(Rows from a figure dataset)
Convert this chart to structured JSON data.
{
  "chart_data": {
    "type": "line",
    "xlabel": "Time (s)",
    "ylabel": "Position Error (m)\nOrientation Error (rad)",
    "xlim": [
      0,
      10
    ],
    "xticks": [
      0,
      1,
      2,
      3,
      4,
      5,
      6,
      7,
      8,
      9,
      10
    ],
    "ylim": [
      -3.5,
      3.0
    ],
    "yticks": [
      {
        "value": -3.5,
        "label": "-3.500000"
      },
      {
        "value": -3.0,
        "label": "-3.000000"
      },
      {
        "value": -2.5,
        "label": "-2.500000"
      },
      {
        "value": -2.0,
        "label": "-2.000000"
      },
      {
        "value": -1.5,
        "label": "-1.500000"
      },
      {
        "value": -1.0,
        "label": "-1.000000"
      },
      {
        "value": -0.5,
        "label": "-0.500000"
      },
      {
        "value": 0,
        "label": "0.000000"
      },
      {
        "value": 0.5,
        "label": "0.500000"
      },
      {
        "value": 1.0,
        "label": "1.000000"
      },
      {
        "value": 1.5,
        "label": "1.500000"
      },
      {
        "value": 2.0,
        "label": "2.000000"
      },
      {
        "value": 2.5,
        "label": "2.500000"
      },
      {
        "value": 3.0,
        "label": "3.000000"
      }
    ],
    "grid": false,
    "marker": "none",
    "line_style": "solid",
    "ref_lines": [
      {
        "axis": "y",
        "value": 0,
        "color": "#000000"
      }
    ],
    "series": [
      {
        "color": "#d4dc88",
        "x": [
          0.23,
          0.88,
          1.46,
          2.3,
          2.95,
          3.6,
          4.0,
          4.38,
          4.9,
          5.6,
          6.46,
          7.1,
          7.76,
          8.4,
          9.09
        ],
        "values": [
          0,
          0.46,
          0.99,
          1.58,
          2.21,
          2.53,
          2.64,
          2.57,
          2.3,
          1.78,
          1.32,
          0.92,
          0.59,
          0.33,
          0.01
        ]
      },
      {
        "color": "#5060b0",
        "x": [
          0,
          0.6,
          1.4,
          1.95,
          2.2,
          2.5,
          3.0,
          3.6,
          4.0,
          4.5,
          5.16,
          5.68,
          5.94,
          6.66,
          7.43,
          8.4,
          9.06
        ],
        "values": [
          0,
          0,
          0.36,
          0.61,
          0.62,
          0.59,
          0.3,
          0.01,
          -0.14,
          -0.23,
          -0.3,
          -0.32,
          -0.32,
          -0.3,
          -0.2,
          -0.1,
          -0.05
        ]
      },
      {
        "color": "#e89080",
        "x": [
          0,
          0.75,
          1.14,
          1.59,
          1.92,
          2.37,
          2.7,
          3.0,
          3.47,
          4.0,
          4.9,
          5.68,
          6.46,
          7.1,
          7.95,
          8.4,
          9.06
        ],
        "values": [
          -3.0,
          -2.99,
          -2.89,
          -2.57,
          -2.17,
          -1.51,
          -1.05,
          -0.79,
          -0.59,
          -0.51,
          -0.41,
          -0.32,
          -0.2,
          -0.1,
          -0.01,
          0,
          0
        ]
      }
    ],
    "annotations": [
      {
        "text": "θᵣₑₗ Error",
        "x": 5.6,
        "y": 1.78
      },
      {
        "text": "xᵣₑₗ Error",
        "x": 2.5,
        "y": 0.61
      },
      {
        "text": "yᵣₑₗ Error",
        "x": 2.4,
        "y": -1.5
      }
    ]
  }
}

= Written request =
Transcribe the full listing above without leaving anything out.

= Finished exercise =
Convert this chart to structured JSON data.
{
  "chart_data": {
    "type": "line",
    "xlabel": "Time (s)",
    "ylabel": "Position Error (m)\nOrientation Error (rad)",
    "xlim": [
      0,
      10
    ],
    "xticks": [
      0,
      1,
      2,
      3,
      4,
      5,
      6,
      7,
      8,
      9,
      10
    ],
    "ylim": [
      -3.5,
      3.0
    ],
    "yticks": [
      {
        "value": -3.5,
        "label": "-3.500000"
      },
      {
        "value": -3.0,
        "label": "-3.000000"
      },
      {
        "value": -2.5,
        "label": "-2.500000"
      },
      {
        "value": -2.0,
        "label": "-2.000000"
      },
      {
        "value": -1.5,
        "label": "-1.500000"
      },
      {
        "value": -1.0,
        "label": "-1.000000"
      },
      {
        "value": -0.5,
        "label": "-0.500000"
      },
      {
        "value": 0,
        "label": "0.000000"
      },
      {
        "value": 0.5,
        "label": "0.500000"
      },
      {
        "value": 1.0,
        "label": "1.000000"
      },
      {
        "value": 1.5,
        "label": "1.500000"
      },
      {
        "value": 2.0,
        "label": "2.000000"
      },
      {
        "value": 2.5,
        "label": "2.500000"
      },
      {
        "value": 3.0,
        "label": "3.000000"
      }
    ],
    "grid": false,
    "marker": "none",
    "line_style": "solid",
    "ref_lines": [
      {
        "axis": "y",
        "value": 0,
        "color": "#000000"
      }
    ],
    "series": [
      {
        "color": "#d4dc88",
        "x": [
          0.23,
          0.88,
          1.46,
          2.3,
          2.95,
          3.6,
          4.0,
          4.38,
          4.9,
          5.6,
          6.46,
          7.1,
          7.76,
          8.4,
          9.09
        ],
        "values": [
          0,
          0.46,
          0.99,
          1.58,
          2.21,
          2.53,
          2.64,
          2.57,
          2.3,
          1.78,
          1.32,
          0.92,
          0.59,
          0.33,
          0.01
        ]
      },
      {
        "color": "#5060b0",
        "x": [
          0,
          0.6,
          1.4,
          1.95,
          2.2,
          2.5,
          3.0,
          3.6,
          4.0,
          4.5,
          5.16,
          5.68,
          5.94,
          6.66,
          7.43,
          8.4,
          9.06
        ],
        "values": [
          0,
          0,
          0.36,
          0.61,
          0.62,
          0.59,
          0.3,
          0.01,
          -0.14,
          -0.23,
          -0.3,
          -0.32,
          -0.32,
          -0.3,
          -0.2,
          -0.1,
          -0.05
        ]
      },
      {
        "color": "#e89080",
        "x": [
          0,
          0.75,
          1.14,
          1.59,
          1.92,
          2.37,
          2.7,
          3.0,
          3.47,
          4.0,
          4.9,
          5.68,
          6.46,
          7.1,
          7.95,
          8.4,
          9.06
        ],
        "values": [
          -3.0,
          -2.99,
          -2.89,
          -2.57,
          -2.17,
          -1.51,
          -1.05,
          -0.79,
          -0.59,
          -0.51,
          -0.41,
          -0.32,
          -0.2,
          -0.1,
          -0.01,
          0,
          0
        ]
      }
    ],
    "annotations": [
      {
        "text": "θᵣₑₗ Error",
        "x": 5.6,
        "y": 1.78
      },
      {
        "text": "xᵣₑₗ Error",
        "x": 2.5,
        "y": 0.61
      },
      {
        "text": "yᵣₑₗ Error",
        "x": 2.4,
        "y": -1.5
      }
    ]
  }
}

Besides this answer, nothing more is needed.